Description of the task: Retype the whole listing verbatim and keep the pictures out of it.

Supplied material:

[Start]

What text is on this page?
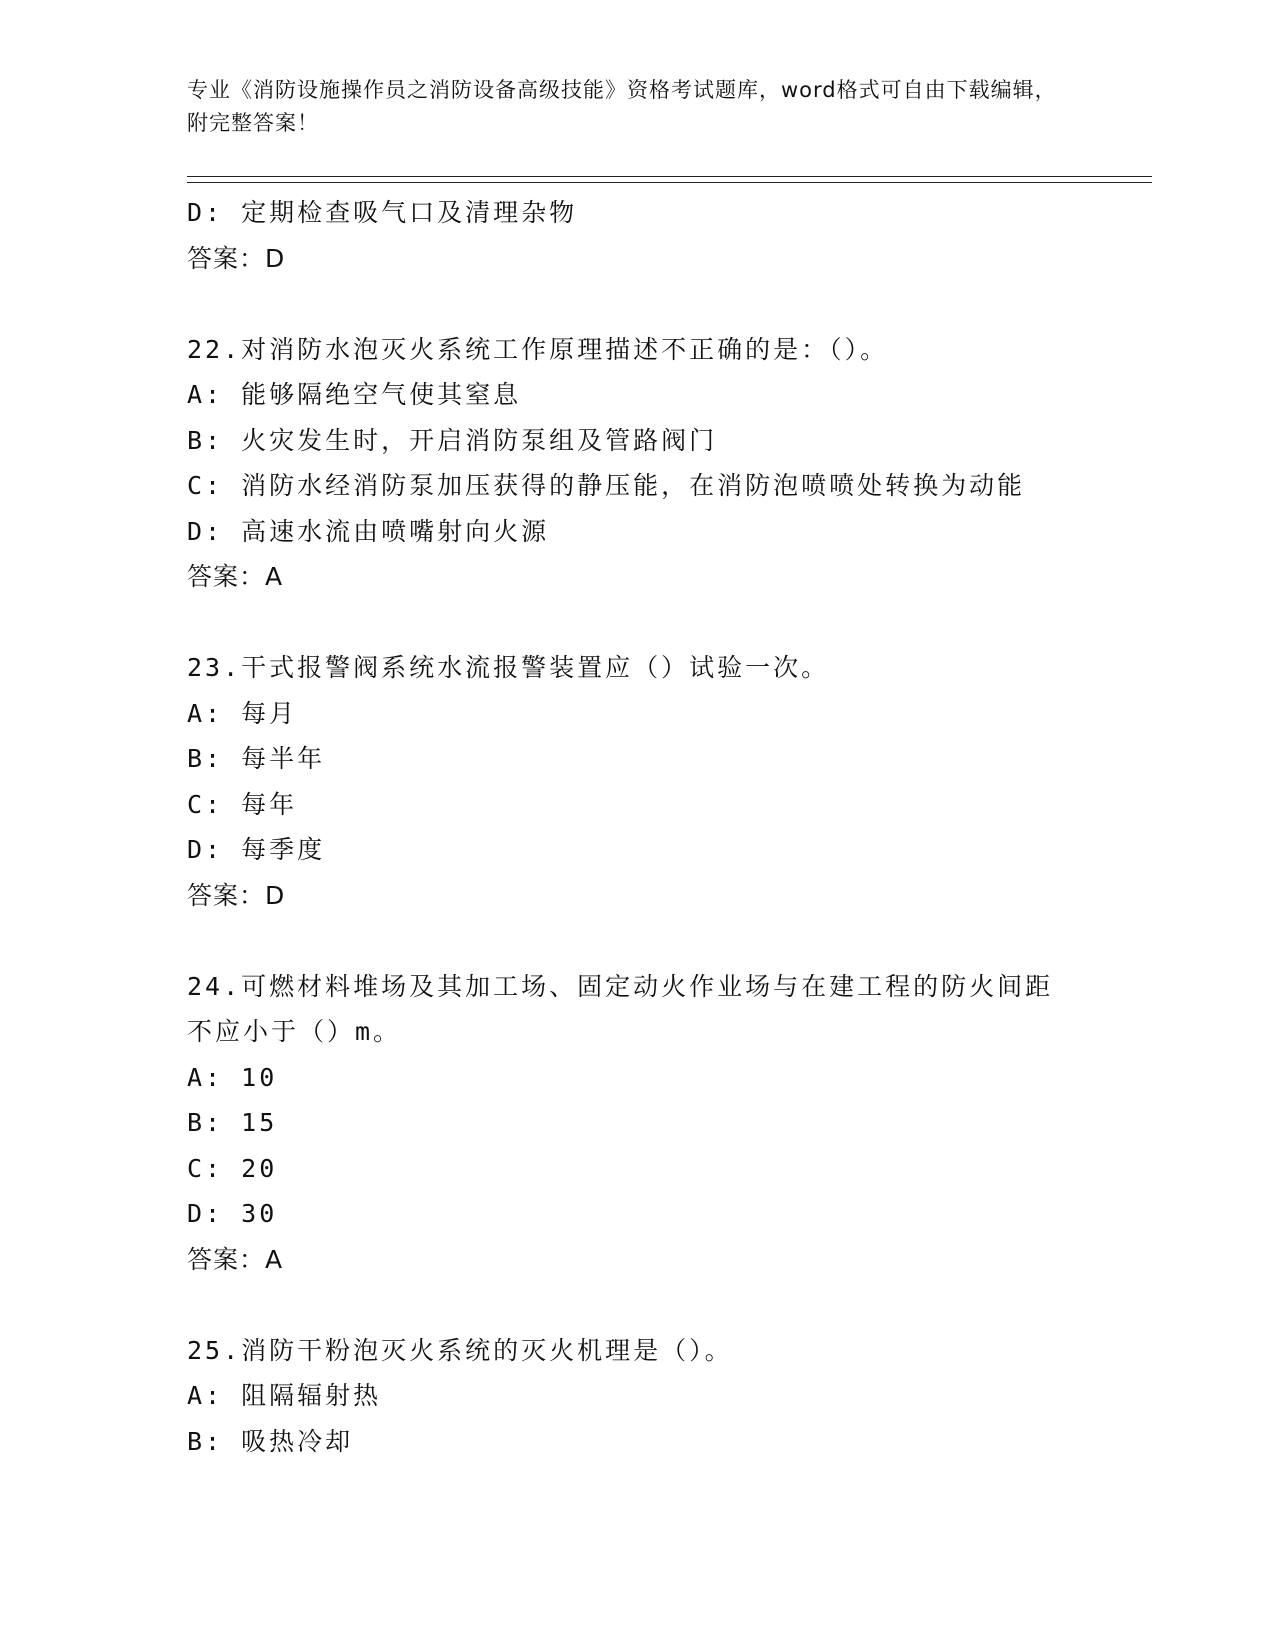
专业《消防设施操作员之消防设备高级技能》资格考试题库，word格式可自由下载编辑，附完整答案！
D: 定期检查吸气口及清理杂物
答案：D
22.对消防水泡灭火系统工作原理描述不正确的是：（）。
A: 能够隔绝空气使其窒息
B: 火灾发生时，开启消防泵组及管路阀门
C: 消防水经消防泵加压获得的静压能，在消防泡喷喷处转换为动能
D: 高速水流由喷嘴射向火源
答案：A
23.干式报警阀系统水流报警装置应（）试验一次。
A: 每月
B: 每半年
C: 每年
D: 每季度
答案：D
24.可燃材料堆场及其加工场、固定动火作业场与在建工程的防火间距
不应小于（）m。
A: 10
B: 15
C: 20
D: 30
答案：A
25.消防干粉泡灭火系统的灭火机理是（）。
A: 阻隔辐射热
B: 吸热冷却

[End]

Written response:
What text is on this page?
专业《消防设施操作员之消防设备高级技能》资格考试题库，word格式可自由下载编辑，附完整答案！
D: 定期检查吸气口及清理杂物
答案：D
22.对消防水泡灭火系统工作原理描述不正确的是：（）。
A: 能够隔绝空气使其窒息
B: 火灾发生时，开启消防泵组及管路阀门
C: 消防水经消防泵加压获得的静压能，在消防泡喷喷处转换为动能
D: 高速水流由喷嘴射向火源
答案：A
23.干式报警阀系统水流报警装置应（）试验一次。
A: 每月
B: 每半年
C: 每年
D: 每季度
答案：D
24.可燃材料堆场及其加工场、固定动火作业场与在建工程的防火间距
不应小于（）m。
A: 10
B: 15
C: 20
D: 30
答案：A
25.消防干粉泡灭火系统的灭火机理是（）。
A: 阻隔辐射热
B: 吸热冷却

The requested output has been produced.